[Collection entries]
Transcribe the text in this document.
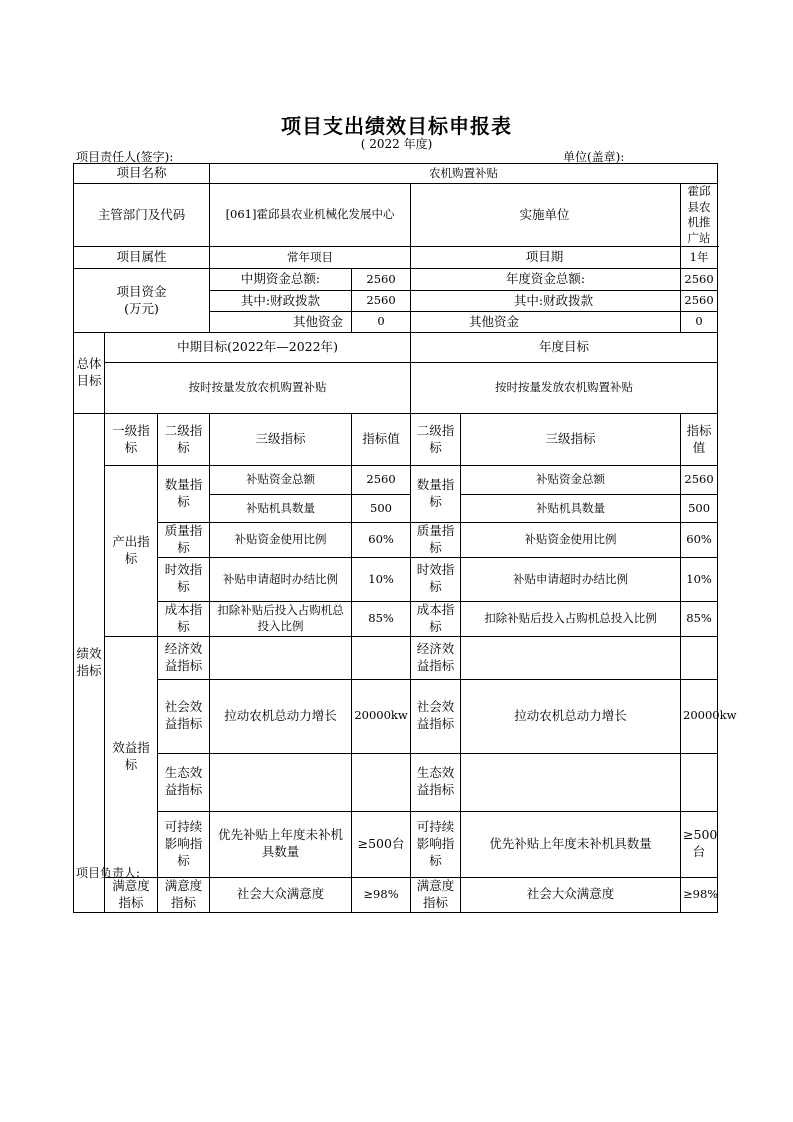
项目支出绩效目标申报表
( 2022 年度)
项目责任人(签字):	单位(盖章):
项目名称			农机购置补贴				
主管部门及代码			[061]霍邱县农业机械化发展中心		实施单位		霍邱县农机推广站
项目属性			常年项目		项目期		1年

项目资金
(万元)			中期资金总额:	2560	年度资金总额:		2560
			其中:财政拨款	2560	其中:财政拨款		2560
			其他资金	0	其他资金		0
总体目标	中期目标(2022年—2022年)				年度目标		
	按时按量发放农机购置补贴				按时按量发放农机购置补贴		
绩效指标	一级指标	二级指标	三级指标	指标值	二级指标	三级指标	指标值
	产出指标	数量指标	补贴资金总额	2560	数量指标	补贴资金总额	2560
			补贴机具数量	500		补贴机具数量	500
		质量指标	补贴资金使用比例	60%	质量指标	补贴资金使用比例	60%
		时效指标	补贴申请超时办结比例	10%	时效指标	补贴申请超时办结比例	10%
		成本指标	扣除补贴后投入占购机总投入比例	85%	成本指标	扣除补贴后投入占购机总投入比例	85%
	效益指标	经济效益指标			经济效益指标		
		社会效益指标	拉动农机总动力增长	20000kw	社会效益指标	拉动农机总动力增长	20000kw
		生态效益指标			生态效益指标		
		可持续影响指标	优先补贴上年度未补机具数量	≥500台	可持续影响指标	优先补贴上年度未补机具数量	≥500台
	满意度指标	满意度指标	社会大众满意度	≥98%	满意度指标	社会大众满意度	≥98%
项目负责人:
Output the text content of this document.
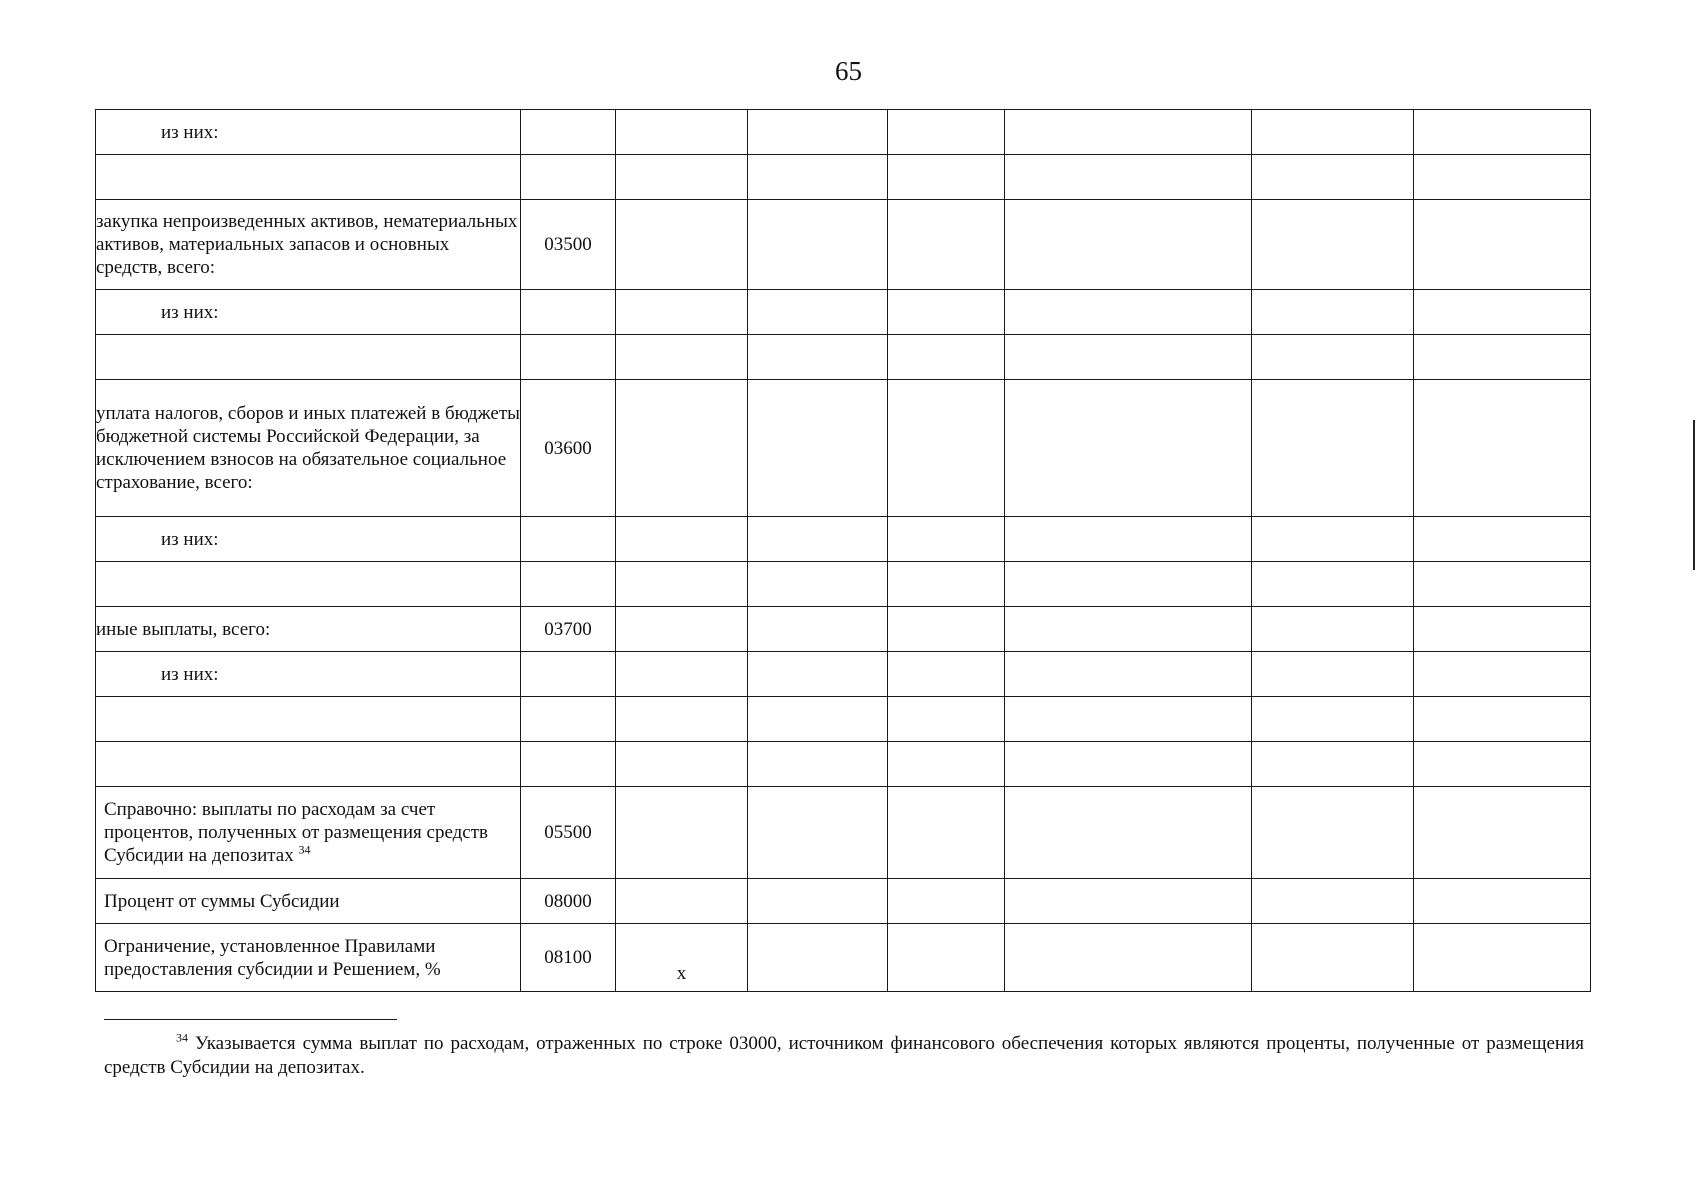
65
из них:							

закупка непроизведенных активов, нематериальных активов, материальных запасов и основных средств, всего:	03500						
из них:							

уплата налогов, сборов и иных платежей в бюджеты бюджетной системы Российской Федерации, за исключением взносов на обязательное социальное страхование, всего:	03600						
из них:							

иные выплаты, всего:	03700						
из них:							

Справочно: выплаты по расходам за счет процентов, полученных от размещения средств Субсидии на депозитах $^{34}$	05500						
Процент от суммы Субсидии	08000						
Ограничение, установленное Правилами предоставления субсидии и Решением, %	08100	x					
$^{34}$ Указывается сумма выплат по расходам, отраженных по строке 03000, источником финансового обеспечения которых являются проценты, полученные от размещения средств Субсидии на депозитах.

Exercise: Scan the lines for the string "размещения". Copy out each line that matches.

In response:
Справочно: выплаты по расходам за счет процентов, полученных от размещения средств Субсидии на депозитах $^{34}$	05500						
$^{34}$ Указывается сумма выплат по расходам, отраженных по строке 03000, источником финансового обеспечения которых являются проценты, полученные от размещения средств Субсидии на депозитах.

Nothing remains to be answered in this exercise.